Chart and figure data
▬▬▬▬▬▬

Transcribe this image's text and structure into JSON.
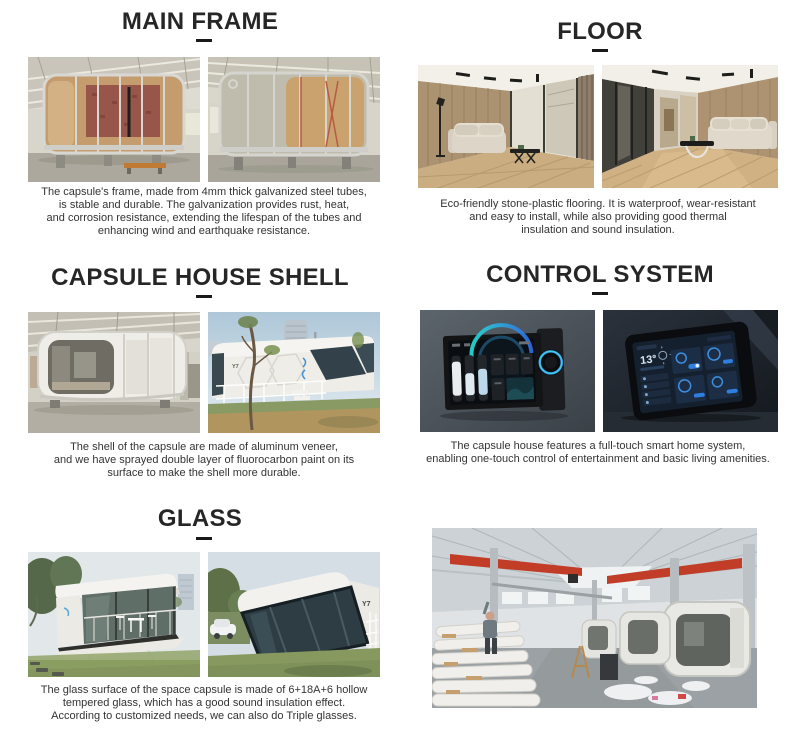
{
  "style": {
    "title_color": "#262626",
    "text_color": "#333333",
    "underline_color": "#1a1a1a",
    "background": "#ffffff"
  },
  "sections": {
    "main_frame": {
      "title": "MAIN FRAME",
      "description": "The capsule's frame, made from 4mm thick galvanized steel tubes,\nis stable and durable. The galvanization provides rust, heat,\nand corrosion resistance, extending the lifespan of the tubes and\nenhancing wind and earthquake resistance.",
      "photos": [
        "steel-frame-capsule-side-view-in-workshop",
        "steel-frame-capsule-angle-view-in-workshop"
      ]
    },
    "floor": {
      "title": "FLOOR",
      "description": "Eco-friendly stone-plastic flooring. It is waterproof, wear-resistant\nand easy to install, while also providing good thermal\ninsulation and sound insulation.",
      "photos": [
        "interior-living-room-wood-floor-sofa",
        "interior-wide-room-wood-floor-sofa"
      ]
    },
    "shell": {
      "title": "CAPSULE HOUSE SHELL",
      "description": "The shell of the capsule are made of aluminum veneer,\nand we have sprayed double layer of fluorocarbon paint on its\nsurface to make the shell more durable.",
      "capsule_model_label": "Y7",
      "photos": [
        "white-capsule-shell-in-workshop",
        "white-capsule-shell-outdoor"
      ]
    },
    "control": {
      "title": "CONTROL SYSTEM",
      "description": "The capsule house features a full-touch smart home system,\nenabling one-touch control of entertainment and basic living amenities.",
      "panel_temperature": "13°",
      "photos": [
        "wall-mounted-smart-control-panel",
        "smart-home-tablet-dashboard"
      ]
    },
    "glass": {
      "title": "GLASS",
      "description": "The glass surface of the space capsule is made of 6+18A+6 hollow\ntempered glass, which has a good sound insulation effect.\nAccording to customized needs, we can also do Triple glasses.",
      "capsule_model_label": "Y7",
      "photos": [
        "glass-capsule-house-terrace-view",
        "glass-capsule-house-front-glass-view"
      ]
    },
    "factory": {
      "photos": [
        "capsule-factory-assembly-line"
      ]
    }
  }
}
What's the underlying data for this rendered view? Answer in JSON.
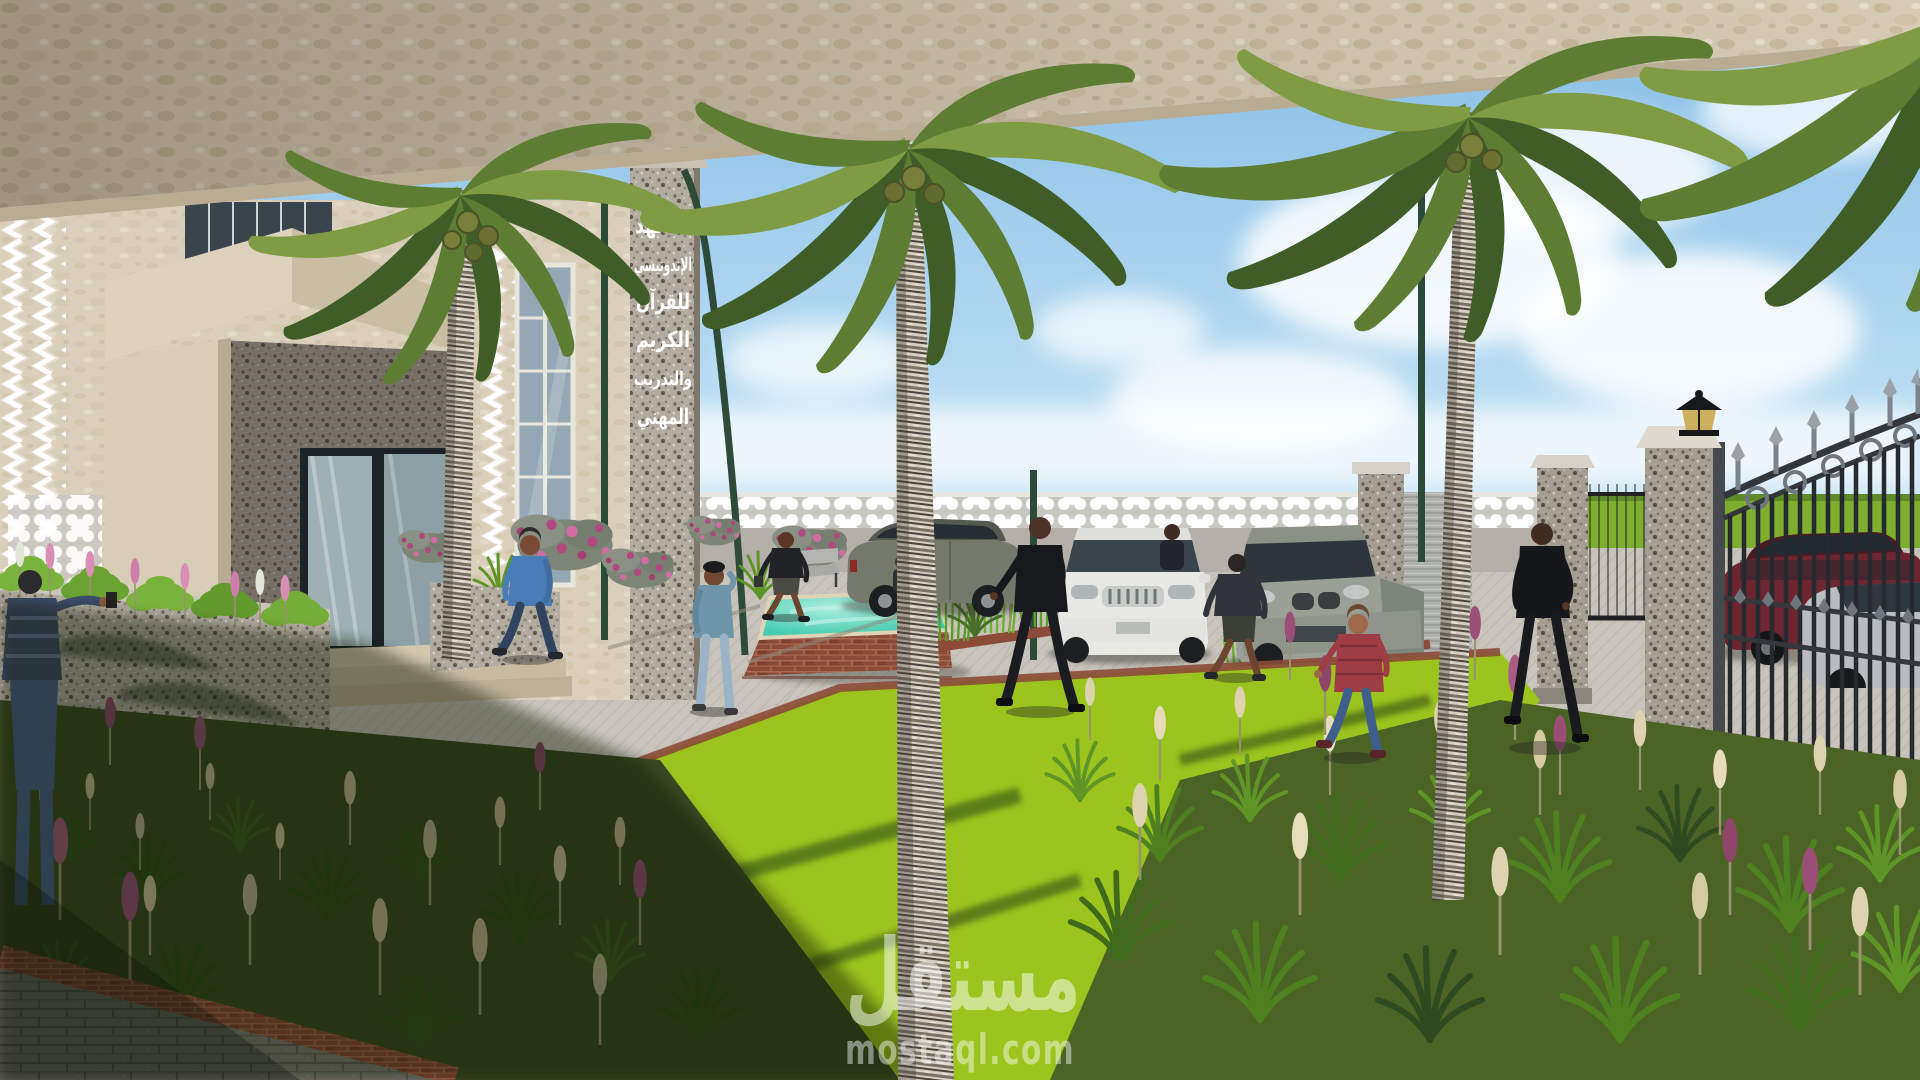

▬▬▬▬▬▬

**Task to carry out**: Reproduce all of the data exactly, omitting each picture it holds.

**Exercise output**:
Transcribe this image's text and structure into JSON.
{
  "style": {
    "title_color": "#262626",
    "text_color": "#333333",
    "underline_color": "#1a1a1a",
    "background": "#ffffff"
  },
  "sections": {
    "main_frame": {
      "title": "MAIN FRAME",
      "description": "The capsule's frame, made from 4mm thick galvanized steel tubes,\nis stable and durable. The galvanization provides rust, heat,\nand corrosion resistance, extending the lifespan of the tubes and\nenhancing wind and earthquake resistance.",
      "photos": [
        "steel-frame-capsule-side-view-in-workshop",
        "steel-frame-capsule-angle-view-in-workshop"
      ]
    },
    "floor": {
      "title": "FLOOR",
      "description": "Eco-friendly stone-plastic flooring. It is waterproof, wear-resistant\nand easy to install, while also providing good thermal\ninsulation and sound insulation.",
      "photos": [
        "interior-living-room-wood-floor-sofa",
        "interior-wide-room-wood-floor-sofa"
      ]
    },
    "shell": {
      "title": "CAPSULE HOUSE SHELL",
      "description": "The shell of the capsule are made of aluminum veneer,\nand we have sprayed double layer of fluorocarbon paint on its\nsurface to make the shell more durable.",
      "capsule_model_label": "Y7",
      "photos": [
        "white-capsule-shell-in-workshop",
        "white-capsule-shell-outdoor"
      ]
    },
    "control": {
      "title": "CONTROL SYSTEM",
      "description": "The capsule house features a full-touch smart home system,\nenabling one-touch control of entertainment and basic living amenities.",
      "panel_temperature": "13°",
      "photos": [
        "wall-mounted-smart-control-panel",
        "smart-home-tablet-dashboard"
      ]
    },
    "glass": {
      "title": "GLASS",
      "description": "The glass surface of the space capsule is made of 6+18A+6 hollow\ntempered glass, which has a good sound insulation effect.\nAccording to customized needs, we can also do Triple glasses.",
      "capsule_model_label": "Y7",
      "photos": [
        "glass-capsule-house-terrace-view",
        "glass-capsule-house-front-glass-view"
      ]
    },
    "factory": {
      "photos": [
        "capsule-factory-assembly-line"
      ]
    }
  }
}
What's the underlying data for this rendered view? Answer in JSON.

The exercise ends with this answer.